___ DATASET ___
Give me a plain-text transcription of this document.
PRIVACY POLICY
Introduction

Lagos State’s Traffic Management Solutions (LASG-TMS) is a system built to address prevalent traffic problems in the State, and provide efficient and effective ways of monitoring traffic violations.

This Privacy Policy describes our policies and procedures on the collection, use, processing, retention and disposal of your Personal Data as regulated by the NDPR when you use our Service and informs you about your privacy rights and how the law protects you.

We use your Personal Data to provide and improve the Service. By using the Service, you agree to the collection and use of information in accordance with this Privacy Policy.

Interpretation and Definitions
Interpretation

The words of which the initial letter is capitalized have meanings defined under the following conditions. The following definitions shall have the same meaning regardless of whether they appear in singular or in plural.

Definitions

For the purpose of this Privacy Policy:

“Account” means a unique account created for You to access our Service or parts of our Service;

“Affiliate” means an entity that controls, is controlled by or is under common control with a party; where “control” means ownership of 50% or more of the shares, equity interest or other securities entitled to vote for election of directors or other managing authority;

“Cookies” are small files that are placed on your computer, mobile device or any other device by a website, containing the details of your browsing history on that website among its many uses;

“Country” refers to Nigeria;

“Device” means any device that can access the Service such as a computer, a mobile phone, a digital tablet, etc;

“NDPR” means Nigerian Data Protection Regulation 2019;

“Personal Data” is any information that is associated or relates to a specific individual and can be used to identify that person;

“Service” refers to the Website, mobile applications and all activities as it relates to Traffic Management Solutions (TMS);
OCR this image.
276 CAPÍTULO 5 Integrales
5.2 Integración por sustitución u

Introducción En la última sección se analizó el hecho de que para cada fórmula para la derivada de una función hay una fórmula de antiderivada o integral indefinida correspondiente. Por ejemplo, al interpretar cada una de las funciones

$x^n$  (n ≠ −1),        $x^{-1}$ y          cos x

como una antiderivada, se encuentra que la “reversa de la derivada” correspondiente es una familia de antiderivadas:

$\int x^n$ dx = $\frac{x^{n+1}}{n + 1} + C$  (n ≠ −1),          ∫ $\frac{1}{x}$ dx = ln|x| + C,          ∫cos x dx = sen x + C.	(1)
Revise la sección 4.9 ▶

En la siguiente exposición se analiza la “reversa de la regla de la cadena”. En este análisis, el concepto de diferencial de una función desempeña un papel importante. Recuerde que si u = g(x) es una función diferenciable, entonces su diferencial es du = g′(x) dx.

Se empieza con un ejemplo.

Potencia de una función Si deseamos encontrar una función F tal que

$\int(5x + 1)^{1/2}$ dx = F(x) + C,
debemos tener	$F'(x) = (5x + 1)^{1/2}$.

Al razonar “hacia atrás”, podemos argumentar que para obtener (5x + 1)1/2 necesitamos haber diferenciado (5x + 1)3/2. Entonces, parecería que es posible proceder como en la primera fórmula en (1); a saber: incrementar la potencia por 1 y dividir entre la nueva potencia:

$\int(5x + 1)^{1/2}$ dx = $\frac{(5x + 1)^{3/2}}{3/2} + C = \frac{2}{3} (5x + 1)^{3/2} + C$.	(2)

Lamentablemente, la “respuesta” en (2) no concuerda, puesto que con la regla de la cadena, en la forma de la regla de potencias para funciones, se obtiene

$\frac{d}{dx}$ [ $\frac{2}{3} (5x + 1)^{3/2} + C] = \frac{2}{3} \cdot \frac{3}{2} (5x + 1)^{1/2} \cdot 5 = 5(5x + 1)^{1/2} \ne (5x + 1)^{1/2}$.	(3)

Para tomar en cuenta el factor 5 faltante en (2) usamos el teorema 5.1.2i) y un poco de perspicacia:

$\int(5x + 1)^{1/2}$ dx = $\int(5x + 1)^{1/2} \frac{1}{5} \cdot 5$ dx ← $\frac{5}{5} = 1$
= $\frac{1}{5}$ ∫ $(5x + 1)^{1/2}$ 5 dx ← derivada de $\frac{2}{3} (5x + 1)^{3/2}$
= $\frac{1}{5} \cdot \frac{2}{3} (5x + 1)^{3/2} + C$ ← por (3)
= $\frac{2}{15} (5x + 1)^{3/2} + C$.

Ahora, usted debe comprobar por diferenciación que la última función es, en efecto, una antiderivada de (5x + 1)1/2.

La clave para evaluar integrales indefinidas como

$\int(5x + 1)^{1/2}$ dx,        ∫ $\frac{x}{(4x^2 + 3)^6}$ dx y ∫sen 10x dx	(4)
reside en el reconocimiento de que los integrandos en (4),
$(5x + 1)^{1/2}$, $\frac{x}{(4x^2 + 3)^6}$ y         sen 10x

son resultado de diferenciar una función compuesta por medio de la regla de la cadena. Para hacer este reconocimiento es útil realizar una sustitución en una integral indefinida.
___
• [WHAT YOU WILL DO]:
Would you reproduce the material above in full, exactly as given?

• [TASK OUTPUT]:
Give me a plain-text transcription of this document.
PRIVACY POLICY
Introduction

Lagos State’s Traffic Management Solutions (LASG-TMS) is a system built to address prevalent traffic problems in the State, and provide efficient and effective ways of monitoring traffic violations.

This Privacy Policy describes our policies and procedures on the collection, use, processing, retention and disposal of your Personal Data as regulated by the NDPR when you use our Service and informs you about your privacy rights and how the law protects you.

We use your Personal Data to provide and improve the Service. By using the Service, you agree to the collection and use of information in accordance with this Privacy Policy.

Interpretation and Definitions
Interpretation

The words of which the initial letter is capitalized have meanings defined under the following conditions. The following definitions shall have the same meaning regardless of whether they appear in singular or in plural.

Definitions

For the purpose of this Privacy Policy:

“Account” means a unique account created for You to access our Service or parts of our Service;

“Affiliate” means an entity that controls, is controlled by or is under common control with a party; where “control” means ownership of 50% or more of the shares, equity interest or other securities entitled to vote for election of directors or other managing authority;

“Cookies” are small files that are placed on your computer, mobile device or any other device by a website, containing the details of your browsing history on that website among its many uses;

“Country” refers to Nigeria;

“Device” means any device that can access the Service such as a computer, a mobile phone, a digital tablet, etc;

“NDPR” means Nigerian Data Protection Regulation 2019;

“Personal Data” is any information that is associated or relates to a specific individual and can be used to identify that person;

“Service” refers to the Website, mobile applications and all activities as it relates to Traffic Management Solutions (TMS);
OCR this image.
276 CAPÍTULO 5 Integrales
5.2 Integración por sustitución u

Introducción En la última sección se analizó el hecho de que para cada fórmula para la derivada de una función hay una fórmula de antiderivada o integral indefinida correspondiente. Por ejemplo, al interpretar cada una de las funciones

$x^n$  (n ≠ −1),        $x^{-1}$ y          cos x

como una antiderivada, se encuentra que la “reversa de la derivada” correspondiente es una familia de antiderivadas:

$\int x^n$ dx = $\frac{x^{n+1}}{n + 1} + C$  (n ≠ −1),          ∫ $\frac{1}{x}$ dx = ln|x| + C,          ∫cos x dx = sen x + C.	(1)
Revise la sección 4.9 ▶

En la siguiente exposición se analiza la “reversa de la regla de la cadena”. En este análisis, el concepto de diferencial de una función desempeña un papel importante. Recuerde que si u = g(x) es una función diferenciable, entonces su diferencial es du = g′(x) dx.

Se empieza con un ejemplo.

Potencia de una función Si deseamos encontrar una función F tal que

$\int(5x + 1)^{1/2}$ dx = F(x) + C,
debemos tener	$F'(x) = (5x + 1)^{1/2}$.

Al razonar “hacia atrás”, podemos argumentar que para obtener (5x + 1)1/2 necesitamos haber diferenciado (5x + 1)3/2. Entonces, parecería que es posible proceder como en la primera fórmula en (1); a saber: incrementar la potencia por 1 y dividir entre la nueva potencia:

$\int(5x + 1)^{1/2}$ dx = $\frac{(5x + 1)^{3/2}}{3/2} + C = \frac{2}{3} (5x + 1)^{3/2} + C$.	(2)

Lamentablemente, la “respuesta” en (2) no concuerda, puesto que con la regla de la cadena, en la forma de la regla de potencias para funciones, se obtiene

$\frac{d}{dx}$ [ $\frac{2}{3} (5x + 1)^{3/2} + C] = \frac{2}{3} \cdot \frac{3}{2} (5x + 1)^{1/2} \cdot 5 = 5(5x + 1)^{1/2} \ne (5x + 1)^{1/2}$.	(3)

Para tomar en cuenta el factor 5 faltante en (2) usamos el teorema 5.1.2i) y un poco de perspicacia:

$\int(5x + 1)^{1/2}$ dx = $\int(5x + 1)^{1/2} \frac{1}{5} \cdot 5$ dx ← $\frac{5}{5} = 1$
= $\frac{1}{5}$ ∫ $(5x + 1)^{1/2}$ 5 dx ← derivada de $\frac{2}{3} (5x + 1)^{3/2}$
= $\frac{1}{5} \cdot \frac{2}{3} (5x + 1)^{3/2} + C$ ← por (3)
= $\frac{2}{15} (5x + 1)^{3/2} + C$.

Ahora, usted debe comprobar por diferenciación que la última función es, en efecto, una antiderivada de (5x + 1)1/2.

La clave para evaluar integrales indefinidas como

$\int(5x + 1)^{1/2}$ dx,        ∫ $\frac{x}{(4x^2 + 3)^6}$ dx y ∫sen 10x dx	(4)
reside en el reconocimiento de que los integrandos en (4),
$(5x + 1)^{1/2}$, $\frac{x}{(4x^2 + 3)^6}$ y         sen 10x

son resultado de diferenciar una función compuesta por medio de la regla de la cadena. Para hacer este reconocimiento es útil realizar una sustitución en una integral indefinida.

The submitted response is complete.